== EXERCISE AIM ==
Transcribe exactly the lines from the one containing "Convert this document image to plain text." through the last line of the listing below, inclusive, and nothing beyond them.

_ _ _ _ _

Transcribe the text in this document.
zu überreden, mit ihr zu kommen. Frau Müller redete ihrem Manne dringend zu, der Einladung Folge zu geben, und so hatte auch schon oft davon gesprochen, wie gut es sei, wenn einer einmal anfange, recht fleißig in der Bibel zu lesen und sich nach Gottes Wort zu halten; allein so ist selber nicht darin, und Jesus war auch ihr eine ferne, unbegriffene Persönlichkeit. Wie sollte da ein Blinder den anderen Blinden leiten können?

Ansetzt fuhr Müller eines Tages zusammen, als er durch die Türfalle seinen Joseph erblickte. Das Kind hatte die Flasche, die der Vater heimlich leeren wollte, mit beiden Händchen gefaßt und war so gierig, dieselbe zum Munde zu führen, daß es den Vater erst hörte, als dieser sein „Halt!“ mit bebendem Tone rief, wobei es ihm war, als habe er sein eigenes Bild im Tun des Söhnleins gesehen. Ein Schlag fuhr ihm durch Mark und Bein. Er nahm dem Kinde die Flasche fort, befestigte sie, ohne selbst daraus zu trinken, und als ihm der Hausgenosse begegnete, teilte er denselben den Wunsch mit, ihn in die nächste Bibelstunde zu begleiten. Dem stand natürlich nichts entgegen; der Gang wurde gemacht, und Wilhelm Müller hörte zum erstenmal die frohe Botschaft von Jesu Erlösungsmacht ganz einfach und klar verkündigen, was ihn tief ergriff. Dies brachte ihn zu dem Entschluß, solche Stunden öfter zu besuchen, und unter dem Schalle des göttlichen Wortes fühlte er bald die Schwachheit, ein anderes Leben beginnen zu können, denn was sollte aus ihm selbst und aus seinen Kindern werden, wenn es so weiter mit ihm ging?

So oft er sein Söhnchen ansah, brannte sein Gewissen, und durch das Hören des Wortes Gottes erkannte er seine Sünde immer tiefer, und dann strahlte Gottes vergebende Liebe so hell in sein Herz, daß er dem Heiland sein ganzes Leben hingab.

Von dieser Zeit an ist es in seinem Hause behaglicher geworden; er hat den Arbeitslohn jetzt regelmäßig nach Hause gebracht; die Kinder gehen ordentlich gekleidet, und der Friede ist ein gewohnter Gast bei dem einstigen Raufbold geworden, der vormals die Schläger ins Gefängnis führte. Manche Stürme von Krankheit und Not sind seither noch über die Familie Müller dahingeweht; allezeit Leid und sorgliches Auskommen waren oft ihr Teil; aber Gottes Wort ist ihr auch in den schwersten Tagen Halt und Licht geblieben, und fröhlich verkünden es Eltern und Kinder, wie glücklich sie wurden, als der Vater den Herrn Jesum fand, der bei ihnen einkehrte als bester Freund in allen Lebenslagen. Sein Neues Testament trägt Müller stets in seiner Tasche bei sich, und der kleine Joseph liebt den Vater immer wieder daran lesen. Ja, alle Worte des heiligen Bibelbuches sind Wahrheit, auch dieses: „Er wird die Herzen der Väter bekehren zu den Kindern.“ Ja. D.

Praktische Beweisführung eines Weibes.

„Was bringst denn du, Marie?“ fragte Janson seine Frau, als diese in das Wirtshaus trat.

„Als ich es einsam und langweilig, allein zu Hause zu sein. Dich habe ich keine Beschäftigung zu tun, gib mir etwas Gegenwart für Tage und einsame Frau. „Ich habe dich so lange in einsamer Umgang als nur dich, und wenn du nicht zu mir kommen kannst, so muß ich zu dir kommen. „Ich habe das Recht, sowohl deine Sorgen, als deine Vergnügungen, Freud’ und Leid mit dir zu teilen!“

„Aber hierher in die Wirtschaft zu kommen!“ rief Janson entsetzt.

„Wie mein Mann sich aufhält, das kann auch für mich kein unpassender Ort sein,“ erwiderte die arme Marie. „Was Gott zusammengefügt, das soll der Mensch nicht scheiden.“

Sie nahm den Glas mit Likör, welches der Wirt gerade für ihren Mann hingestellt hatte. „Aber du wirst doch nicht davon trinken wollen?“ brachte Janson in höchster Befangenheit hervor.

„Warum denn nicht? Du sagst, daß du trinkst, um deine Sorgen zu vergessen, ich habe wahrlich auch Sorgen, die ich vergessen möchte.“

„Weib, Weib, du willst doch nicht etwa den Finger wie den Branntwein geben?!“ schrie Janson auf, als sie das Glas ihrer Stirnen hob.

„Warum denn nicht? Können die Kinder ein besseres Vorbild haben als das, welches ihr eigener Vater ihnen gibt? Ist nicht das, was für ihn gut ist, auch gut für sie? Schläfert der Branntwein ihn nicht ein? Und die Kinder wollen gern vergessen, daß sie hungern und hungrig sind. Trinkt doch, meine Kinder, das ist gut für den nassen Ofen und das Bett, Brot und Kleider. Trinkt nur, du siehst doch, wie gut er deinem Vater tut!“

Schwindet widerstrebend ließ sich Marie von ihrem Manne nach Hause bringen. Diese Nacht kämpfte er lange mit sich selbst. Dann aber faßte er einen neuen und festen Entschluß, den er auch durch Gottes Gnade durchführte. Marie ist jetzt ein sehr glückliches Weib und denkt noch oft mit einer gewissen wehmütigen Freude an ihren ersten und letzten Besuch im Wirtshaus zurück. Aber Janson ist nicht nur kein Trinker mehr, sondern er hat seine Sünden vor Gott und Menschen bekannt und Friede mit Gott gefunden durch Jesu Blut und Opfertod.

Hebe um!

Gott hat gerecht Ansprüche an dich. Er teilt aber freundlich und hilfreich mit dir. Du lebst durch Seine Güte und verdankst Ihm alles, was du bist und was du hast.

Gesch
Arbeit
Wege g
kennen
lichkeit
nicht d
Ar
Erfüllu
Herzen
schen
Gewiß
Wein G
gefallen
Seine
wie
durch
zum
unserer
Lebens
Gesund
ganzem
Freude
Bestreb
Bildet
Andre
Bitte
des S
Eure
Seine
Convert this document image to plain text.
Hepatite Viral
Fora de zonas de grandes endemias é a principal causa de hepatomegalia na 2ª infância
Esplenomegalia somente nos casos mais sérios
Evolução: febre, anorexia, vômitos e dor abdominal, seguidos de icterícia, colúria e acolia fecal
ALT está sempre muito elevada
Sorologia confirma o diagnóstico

_ _ _ _ _

== ANSWER BOX ==
Convert this document image to plain text.
Hepatite Viral
Fora de zonas de grandes endemias é a principal causa de hepatomegalia na 2ª infância
Esplenomegalia somente nos casos mais sérios
Evolução: febre, anorexia, vômitos e dor abdominal, seguidos de icterícia, colúria e acolia fecal
ALT está sempre muito elevada
Sorologia confirma o diagnóstico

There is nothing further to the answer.